Dataset entries:

++++++++++++++++++++

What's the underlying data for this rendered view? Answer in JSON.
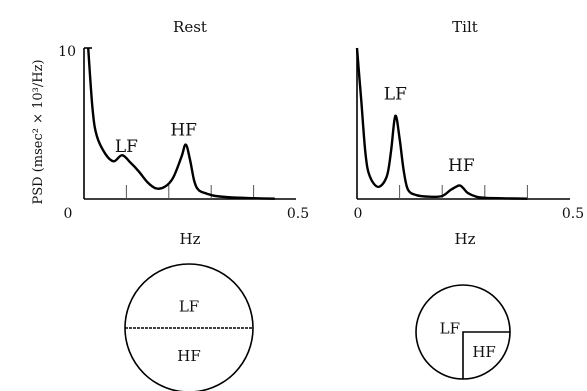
{
  "chart_data": [
    {
      "type": "line",
      "title": "Rest",
      "xlabel": "Hz",
      "ylabel": "PSD (msec² × 10³/Hz)",
      "xlim": [
        0,
        0.5
      ],
      "ylim": [
        0,
        10
      ],
      "x_tick_labels": [
        "0",
        "0.5"
      ],
      "y_tick_labels": [
        "10"
      ],
      "series": [
        {
          "x": [
            0.01,
            0.02,
            0.03,
            0.05,
            0.07,
            0.09,
            0.11,
            0.13,
            0.15,
            0.17,
            0.19,
            0.21,
            0.23,
            0.24,
            0.25,
            0.26,
            0.27,
            0.29,
            0.31,
            0.35,
            0.4,
            0.45
          ],
          "y": [
            10,
            6.0,
            4.2,
            3.0,
            2.5,
            2.9,
            2.4,
            1.8,
            1.1,
            0.7,
            0.8,
            1.4,
            2.8,
            3.6,
            2.6,
            1.2,
            0.6,
            0.35,
            0.2,
            0.1,
            0.05,
            0.02
          ]
        }
      ],
      "annotations": [
        {
          "text": "LF",
          "x": 0.1,
          "y": 3.1
        },
        {
          "text": "HF",
          "x": 0.235,
          "y": 4.2
        }
      ]
    },
    {
      "type": "line",
      "title": "Tilt",
      "xlabel": "Hz",
      "xlim": [
        0,
        0.5
      ],
      "ylim": [
        0,
        10
      ],
      "x_tick_labels": [
        "0",
        "0.5"
      ],
      "series": [
        {
          "x": [
            0.0,
            0.01,
            0.02,
            0.03,
            0.05,
            0.07,
            0.08,
            0.09,
            0.1,
            0.11,
            0.12,
            0.14,
            0.17,
            0.2,
            0.22,
            0.24,
            0.25,
            0.26,
            0.28,
            0.3,
            0.35,
            0.4
          ],
          "y": [
            10,
            6.5,
            3.0,
            1.5,
            0.8,
            1.5,
            3.2,
            5.5,
            4.0,
            1.8,
            0.6,
            0.25,
            0.15,
            0.2,
            0.6,
            0.9,
            0.7,
            0.4,
            0.15,
            0.08,
            0.04,
            0.02
          ]
        }
      ],
      "annotations": [
        {
          "text": "LF",
          "x": 0.09,
          "y": 6.6
        },
        {
          "text": "HF",
          "x": 0.245,
          "y": 1.85
        }
      ]
    },
    {
      "type": "pie",
      "title": "Rest",
      "categories": [
        "LF",
        "HF"
      ],
      "values": [
        50,
        50
      ]
    },
    {
      "type": "pie",
      "title": "Tilt",
      "categories": [
        "LF",
        "HF"
      ],
      "values": [
        75,
        25
      ]
    }
  ],
  "colors": {
    "ink": "#000000",
    "background": "#ffffff"
  }
}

++++++++++++++++++++

__OBJECTIVE__
In your copy, repeat each record exactly and include no pictures.

__EXERCISE ANSWER__
What's the underlying data for this rendered view? Answer in JSON.
{
  "chart_data": [
    {
      "type": "line",
      "title": "Rest",
      "xlabel": "Hz",
      "ylabel": "PSD (msec² × 10³/Hz)",
      "xlim": [
        0,
        0.5
      ],
      "ylim": [
        0,
        10
      ],
      "x_tick_labels": [
        "0",
        "0.5"
      ],
      "y_tick_labels": [
        "10"
      ],
      "series": [
        {
          "x": [
            0.01,
            0.02,
            0.03,
            0.05,
            0.07,
            0.09,
            0.11,
            0.13,
            0.15,
            0.17,
            0.19,
            0.21,
            0.23,
            0.24,
            0.25,
            0.26,
            0.27,
            0.29,
            0.31,
            0.35,
            0.4,
            0.45
          ],
          "y": [
            10,
            6.0,
            4.2,
            3.0,
            2.5,
            2.9,
            2.4,
            1.8,
            1.1,
            0.7,
            0.8,
            1.4,
            2.8,
            3.6,
            2.6,
            1.2,
            0.6,
            0.35,
            0.2,
            0.1,
            0.05,
            0.02
          ]
        }
      ],
      "annotations": [
        {
          "text": "LF",
          "x": 0.1,
          "y": 3.1
        },
        {
          "text": "HF",
          "x": 0.235,
          "y": 4.2
        }
      ]
    },
    {
      "type": "line",
      "title": "Tilt",
      "xlabel": "Hz",
      "xlim": [
        0,
        0.5
      ],
      "ylim": [
        0,
        10
      ],
      "x_tick_labels": [
        "0",
        "0.5"
      ],
      "series": [
        {
          "x": [
            0.0,
            0.01,
            0.02,
            0.03,
            0.05,
            0.07,
            0.08,
            0.09,
            0.1,
            0.11,
            0.12,
            0.14,
            0.17,
            0.2,
            0.22,
            0.24,
            0.25,
            0.26,
            0.28,
            0.3,
            0.35,
            0.4
          ],
          "y": [
            10,
            6.5,
            3.0,
            1.5,
            0.8,
            1.5,
            3.2,
            5.5,
            4.0,
            1.8,
            0.6,
            0.25,
            0.15,
            0.2,
            0.6,
            0.9,
            0.7,
            0.4,
            0.15,
            0.08,
            0.04,
            0.02
          ]
        }
      ],
      "annotations": [
        {
          "text": "LF",
          "x": 0.09,
          "y": 6.6
        },
        {
          "text": "HF",
          "x": 0.245,
          "y": 1.85
        }
      ]
    },
    {
      "type": "pie",
      "title": "Rest",
      "categories": [
        "LF",
        "HF"
      ],
      "values": [
        50,
        50
      ]
    },
    {
      "type": "pie",
      "title": "Tilt",
      "categories": [
        "LF",
        "HF"
      ],
      "values": [
        75,
        25
      ]
    }
  ],
  "colors": {
    "ink": "#000000",
    "background": "#ffffff"
  }
}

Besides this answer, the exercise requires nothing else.